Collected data
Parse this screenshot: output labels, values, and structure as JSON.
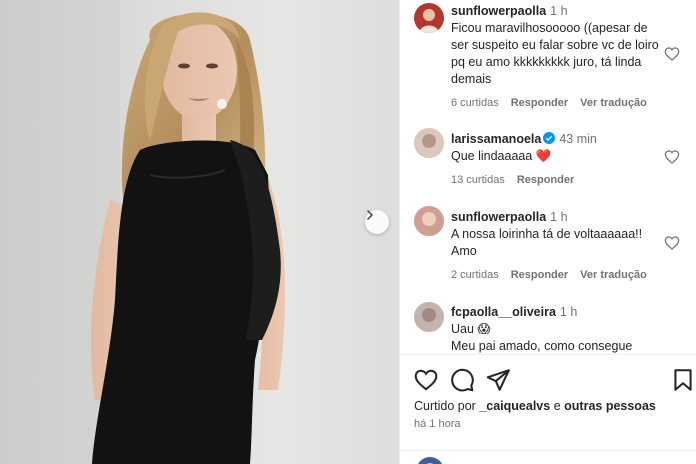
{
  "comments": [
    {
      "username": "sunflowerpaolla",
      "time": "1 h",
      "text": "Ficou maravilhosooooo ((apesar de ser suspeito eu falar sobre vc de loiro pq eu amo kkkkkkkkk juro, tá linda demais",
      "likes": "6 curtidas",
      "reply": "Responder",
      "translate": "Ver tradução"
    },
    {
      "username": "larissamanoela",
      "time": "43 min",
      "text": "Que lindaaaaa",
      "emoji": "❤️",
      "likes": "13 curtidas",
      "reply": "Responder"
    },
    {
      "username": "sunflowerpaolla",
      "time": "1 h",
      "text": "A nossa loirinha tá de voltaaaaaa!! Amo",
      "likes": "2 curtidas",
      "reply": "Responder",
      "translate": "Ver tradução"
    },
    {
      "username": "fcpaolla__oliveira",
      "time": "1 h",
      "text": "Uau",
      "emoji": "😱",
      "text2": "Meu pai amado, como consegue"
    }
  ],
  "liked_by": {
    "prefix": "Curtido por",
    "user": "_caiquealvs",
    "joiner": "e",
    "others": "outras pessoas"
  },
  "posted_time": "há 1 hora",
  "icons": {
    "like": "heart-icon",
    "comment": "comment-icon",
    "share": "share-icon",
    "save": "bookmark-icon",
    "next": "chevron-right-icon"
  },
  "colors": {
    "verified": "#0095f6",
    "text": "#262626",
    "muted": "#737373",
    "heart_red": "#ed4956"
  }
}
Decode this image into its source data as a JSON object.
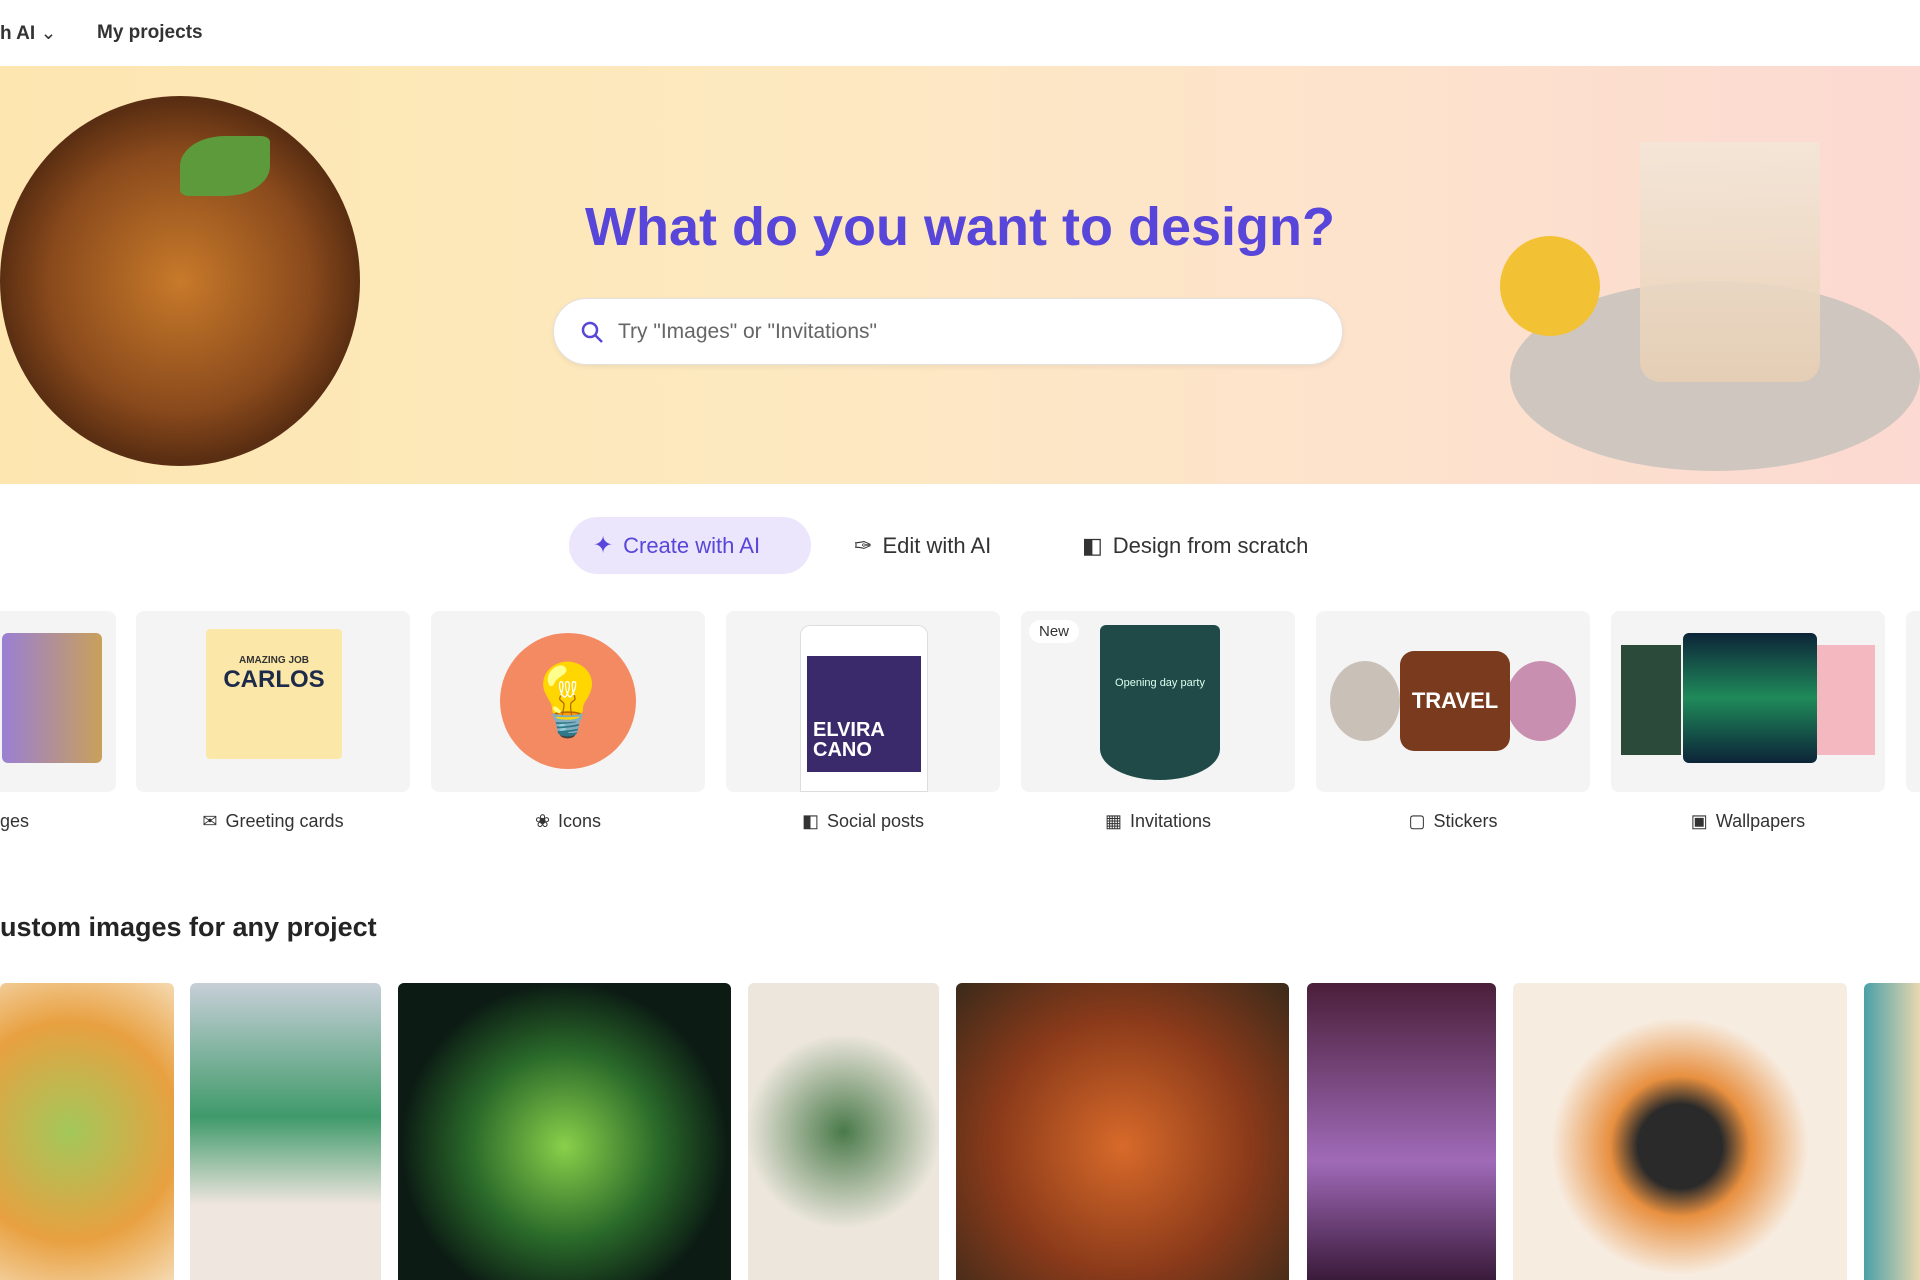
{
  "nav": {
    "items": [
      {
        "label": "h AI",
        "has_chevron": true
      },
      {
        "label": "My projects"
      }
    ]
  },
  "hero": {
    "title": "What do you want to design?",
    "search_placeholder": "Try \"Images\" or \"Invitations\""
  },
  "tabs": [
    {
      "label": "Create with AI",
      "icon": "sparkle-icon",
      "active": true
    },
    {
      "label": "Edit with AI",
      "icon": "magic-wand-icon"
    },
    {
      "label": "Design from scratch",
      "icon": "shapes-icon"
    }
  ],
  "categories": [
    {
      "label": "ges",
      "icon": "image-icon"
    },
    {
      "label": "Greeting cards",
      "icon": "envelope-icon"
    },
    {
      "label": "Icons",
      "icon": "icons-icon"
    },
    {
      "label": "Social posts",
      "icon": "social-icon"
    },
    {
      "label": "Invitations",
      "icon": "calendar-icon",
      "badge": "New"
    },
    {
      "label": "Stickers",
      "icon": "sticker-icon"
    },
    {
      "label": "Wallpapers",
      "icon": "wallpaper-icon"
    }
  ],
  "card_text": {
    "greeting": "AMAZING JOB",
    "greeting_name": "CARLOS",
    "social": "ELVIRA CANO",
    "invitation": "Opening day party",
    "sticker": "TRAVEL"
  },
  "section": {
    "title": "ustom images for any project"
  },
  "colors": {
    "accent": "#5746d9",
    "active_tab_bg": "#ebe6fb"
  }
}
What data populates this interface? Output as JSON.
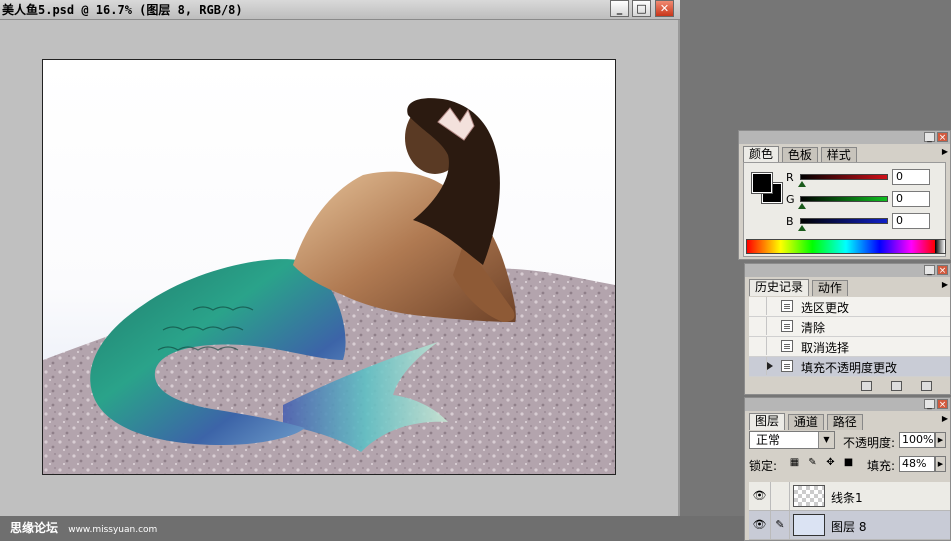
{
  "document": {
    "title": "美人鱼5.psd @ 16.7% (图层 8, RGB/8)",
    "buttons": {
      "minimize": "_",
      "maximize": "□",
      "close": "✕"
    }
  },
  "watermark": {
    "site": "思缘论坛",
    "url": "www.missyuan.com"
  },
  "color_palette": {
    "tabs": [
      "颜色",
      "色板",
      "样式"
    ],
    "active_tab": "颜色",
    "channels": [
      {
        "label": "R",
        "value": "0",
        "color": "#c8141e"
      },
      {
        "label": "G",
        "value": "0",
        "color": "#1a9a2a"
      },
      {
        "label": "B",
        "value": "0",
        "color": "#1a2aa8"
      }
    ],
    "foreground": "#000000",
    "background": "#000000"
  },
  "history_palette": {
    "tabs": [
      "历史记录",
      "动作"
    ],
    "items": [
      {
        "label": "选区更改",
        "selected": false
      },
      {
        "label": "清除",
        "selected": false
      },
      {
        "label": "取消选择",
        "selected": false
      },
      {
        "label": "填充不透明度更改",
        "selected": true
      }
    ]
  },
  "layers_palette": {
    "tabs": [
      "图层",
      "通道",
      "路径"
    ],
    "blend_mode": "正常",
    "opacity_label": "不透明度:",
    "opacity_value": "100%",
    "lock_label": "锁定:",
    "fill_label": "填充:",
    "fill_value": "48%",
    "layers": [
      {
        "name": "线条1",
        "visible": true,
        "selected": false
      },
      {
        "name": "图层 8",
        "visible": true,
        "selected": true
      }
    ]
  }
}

--

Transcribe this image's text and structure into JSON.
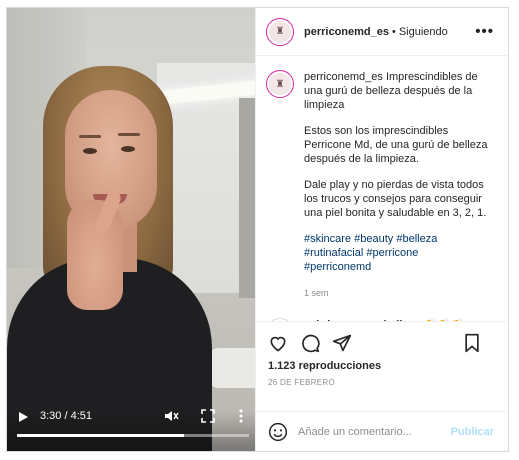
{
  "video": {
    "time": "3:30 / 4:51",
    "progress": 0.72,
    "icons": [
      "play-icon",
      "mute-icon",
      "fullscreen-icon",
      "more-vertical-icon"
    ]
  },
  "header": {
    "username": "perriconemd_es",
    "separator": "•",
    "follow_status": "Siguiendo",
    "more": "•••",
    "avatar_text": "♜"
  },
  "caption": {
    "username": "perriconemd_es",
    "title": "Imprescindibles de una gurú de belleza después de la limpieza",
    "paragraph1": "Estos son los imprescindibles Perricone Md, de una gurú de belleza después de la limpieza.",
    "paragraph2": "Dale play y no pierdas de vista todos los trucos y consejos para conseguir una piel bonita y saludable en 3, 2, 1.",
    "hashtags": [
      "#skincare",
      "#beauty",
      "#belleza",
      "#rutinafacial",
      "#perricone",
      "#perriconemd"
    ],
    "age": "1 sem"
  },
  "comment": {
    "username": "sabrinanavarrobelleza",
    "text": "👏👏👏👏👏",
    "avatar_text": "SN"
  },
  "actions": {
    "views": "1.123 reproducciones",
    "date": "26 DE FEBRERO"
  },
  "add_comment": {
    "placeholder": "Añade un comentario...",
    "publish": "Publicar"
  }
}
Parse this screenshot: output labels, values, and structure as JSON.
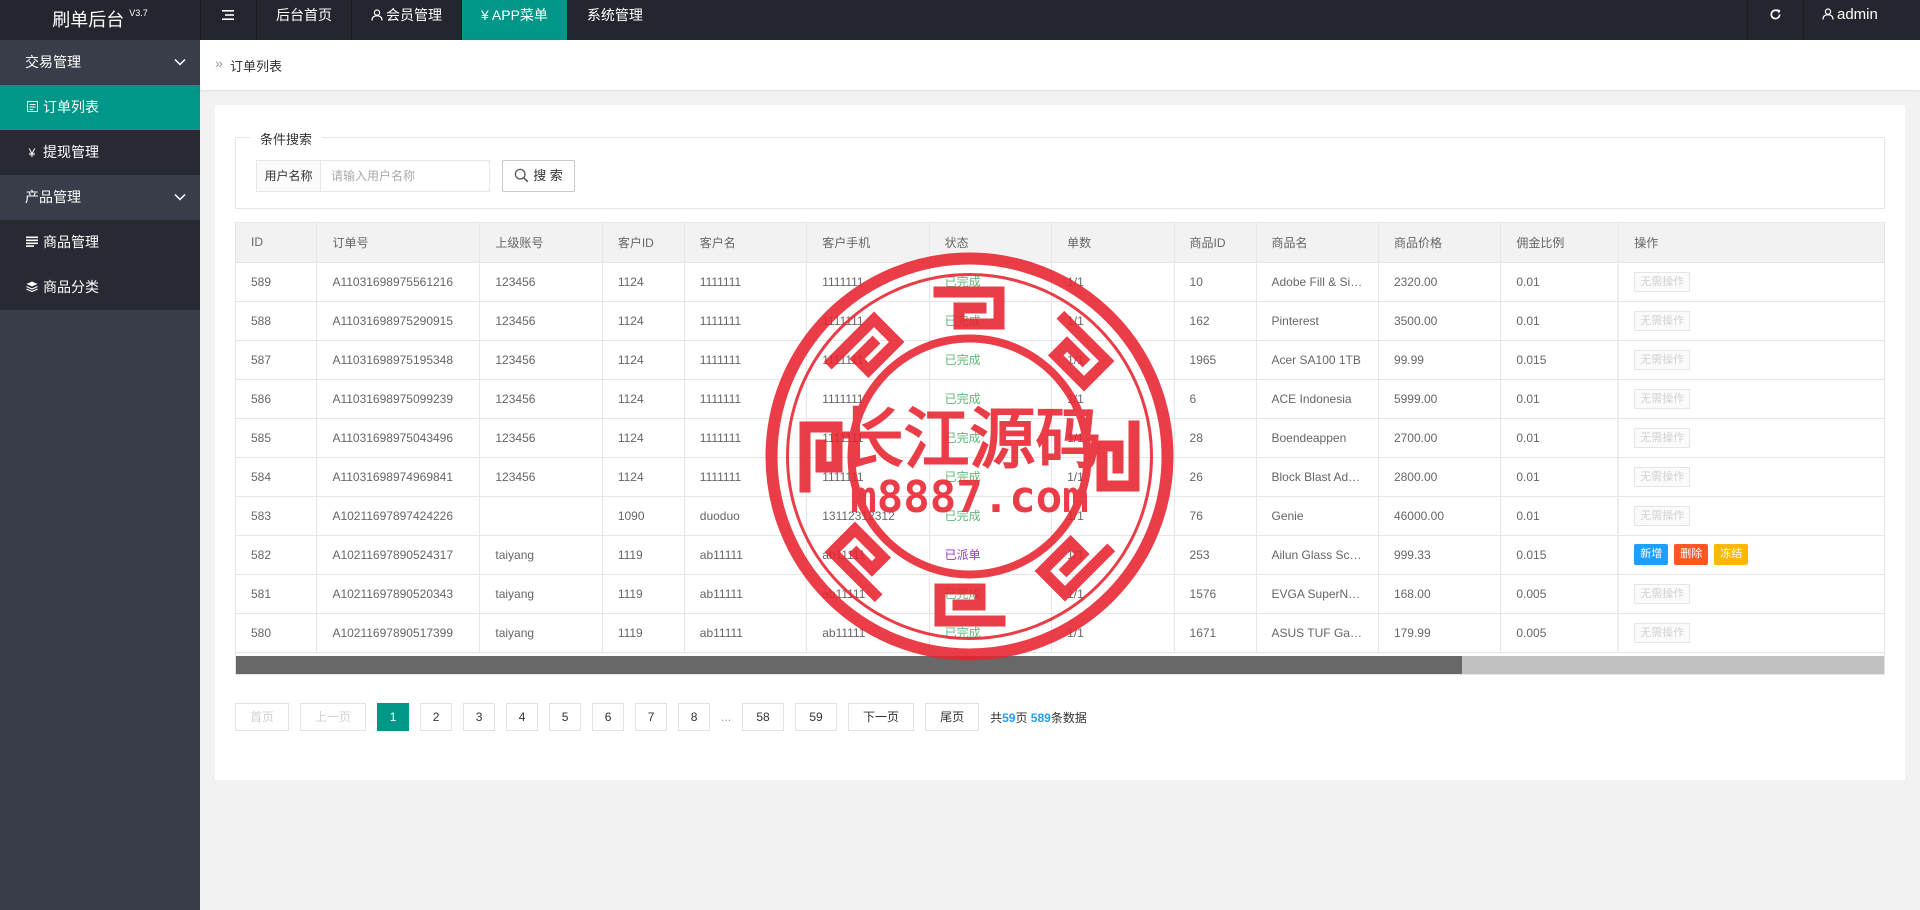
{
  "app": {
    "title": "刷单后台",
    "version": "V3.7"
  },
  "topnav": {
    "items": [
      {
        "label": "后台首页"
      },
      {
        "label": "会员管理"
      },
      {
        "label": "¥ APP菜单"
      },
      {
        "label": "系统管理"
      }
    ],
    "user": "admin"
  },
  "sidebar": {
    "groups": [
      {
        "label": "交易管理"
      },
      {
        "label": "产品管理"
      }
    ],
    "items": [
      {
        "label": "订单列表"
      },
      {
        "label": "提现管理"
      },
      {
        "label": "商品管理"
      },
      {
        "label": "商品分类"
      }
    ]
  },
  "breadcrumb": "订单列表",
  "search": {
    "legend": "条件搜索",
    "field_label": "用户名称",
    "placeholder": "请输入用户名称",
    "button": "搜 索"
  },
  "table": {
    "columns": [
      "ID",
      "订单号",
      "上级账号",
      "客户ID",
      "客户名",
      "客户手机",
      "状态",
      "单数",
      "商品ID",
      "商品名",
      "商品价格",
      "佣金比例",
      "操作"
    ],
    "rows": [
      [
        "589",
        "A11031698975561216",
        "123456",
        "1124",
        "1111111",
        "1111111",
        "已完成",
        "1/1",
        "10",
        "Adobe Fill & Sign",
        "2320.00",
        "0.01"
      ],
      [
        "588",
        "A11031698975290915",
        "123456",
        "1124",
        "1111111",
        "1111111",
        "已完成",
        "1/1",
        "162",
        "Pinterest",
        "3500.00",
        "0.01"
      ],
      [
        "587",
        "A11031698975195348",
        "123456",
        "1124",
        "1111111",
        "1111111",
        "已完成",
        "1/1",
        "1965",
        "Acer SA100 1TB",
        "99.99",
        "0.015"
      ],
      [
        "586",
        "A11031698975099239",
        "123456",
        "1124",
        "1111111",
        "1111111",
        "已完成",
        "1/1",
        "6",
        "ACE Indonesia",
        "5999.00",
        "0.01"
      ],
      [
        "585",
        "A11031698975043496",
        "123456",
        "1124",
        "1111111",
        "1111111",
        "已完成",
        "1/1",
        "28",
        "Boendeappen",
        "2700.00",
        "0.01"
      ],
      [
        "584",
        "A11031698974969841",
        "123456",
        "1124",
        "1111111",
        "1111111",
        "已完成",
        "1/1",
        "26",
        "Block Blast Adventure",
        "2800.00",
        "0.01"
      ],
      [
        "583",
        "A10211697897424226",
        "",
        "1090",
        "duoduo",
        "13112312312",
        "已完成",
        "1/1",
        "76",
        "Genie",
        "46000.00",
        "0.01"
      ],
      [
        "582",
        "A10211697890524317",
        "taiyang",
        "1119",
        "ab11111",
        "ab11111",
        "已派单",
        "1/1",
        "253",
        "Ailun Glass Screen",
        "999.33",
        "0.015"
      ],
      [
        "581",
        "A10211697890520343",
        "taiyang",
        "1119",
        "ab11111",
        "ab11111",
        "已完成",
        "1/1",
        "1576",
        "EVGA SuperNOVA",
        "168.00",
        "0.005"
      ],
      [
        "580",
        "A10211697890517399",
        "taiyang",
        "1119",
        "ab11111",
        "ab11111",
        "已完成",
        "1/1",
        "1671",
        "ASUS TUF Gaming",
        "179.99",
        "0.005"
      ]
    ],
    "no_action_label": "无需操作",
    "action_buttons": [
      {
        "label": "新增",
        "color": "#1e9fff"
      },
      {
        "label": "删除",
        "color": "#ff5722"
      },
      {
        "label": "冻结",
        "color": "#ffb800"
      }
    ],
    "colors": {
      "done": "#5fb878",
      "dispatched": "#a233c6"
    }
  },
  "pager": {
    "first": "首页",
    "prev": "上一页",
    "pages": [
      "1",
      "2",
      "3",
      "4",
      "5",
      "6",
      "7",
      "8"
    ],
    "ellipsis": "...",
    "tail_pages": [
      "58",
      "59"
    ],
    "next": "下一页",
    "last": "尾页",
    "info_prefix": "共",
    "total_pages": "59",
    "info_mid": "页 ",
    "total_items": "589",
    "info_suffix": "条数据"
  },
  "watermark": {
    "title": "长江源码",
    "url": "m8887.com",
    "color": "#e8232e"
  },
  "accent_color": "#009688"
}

...

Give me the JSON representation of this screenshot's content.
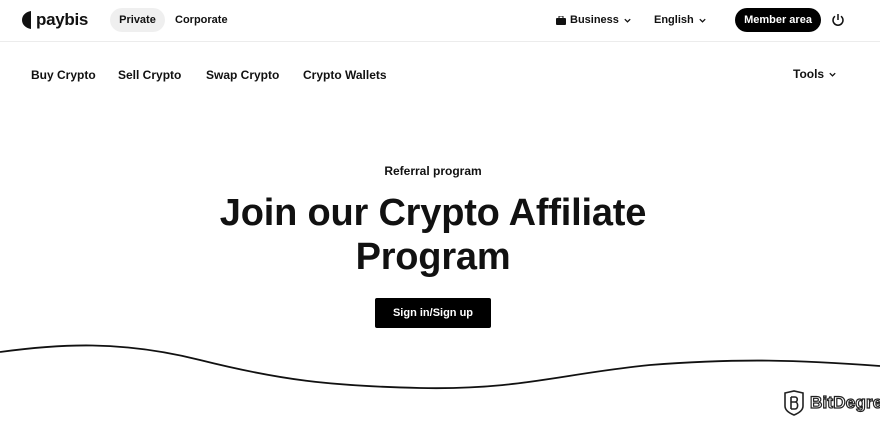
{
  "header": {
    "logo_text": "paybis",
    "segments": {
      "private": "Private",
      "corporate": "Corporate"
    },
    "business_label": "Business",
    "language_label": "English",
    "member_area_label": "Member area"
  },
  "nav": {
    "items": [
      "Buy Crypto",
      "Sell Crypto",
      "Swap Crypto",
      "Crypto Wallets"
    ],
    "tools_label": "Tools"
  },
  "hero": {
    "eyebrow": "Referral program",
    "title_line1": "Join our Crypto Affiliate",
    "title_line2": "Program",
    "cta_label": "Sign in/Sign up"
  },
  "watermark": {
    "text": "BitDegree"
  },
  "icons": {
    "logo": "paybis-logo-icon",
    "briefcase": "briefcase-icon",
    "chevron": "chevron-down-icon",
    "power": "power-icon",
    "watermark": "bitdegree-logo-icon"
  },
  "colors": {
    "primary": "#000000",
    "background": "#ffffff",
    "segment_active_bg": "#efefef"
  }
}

Prompt
Write out every line from the entries where "Crypto" appears.

Exercise solution
      "Buy Crypto",
      "Sell Crypto",
      "Swap Crypto",
      "Crypto Wallets"
    "title_line1": "Join our Crypto Affiliate",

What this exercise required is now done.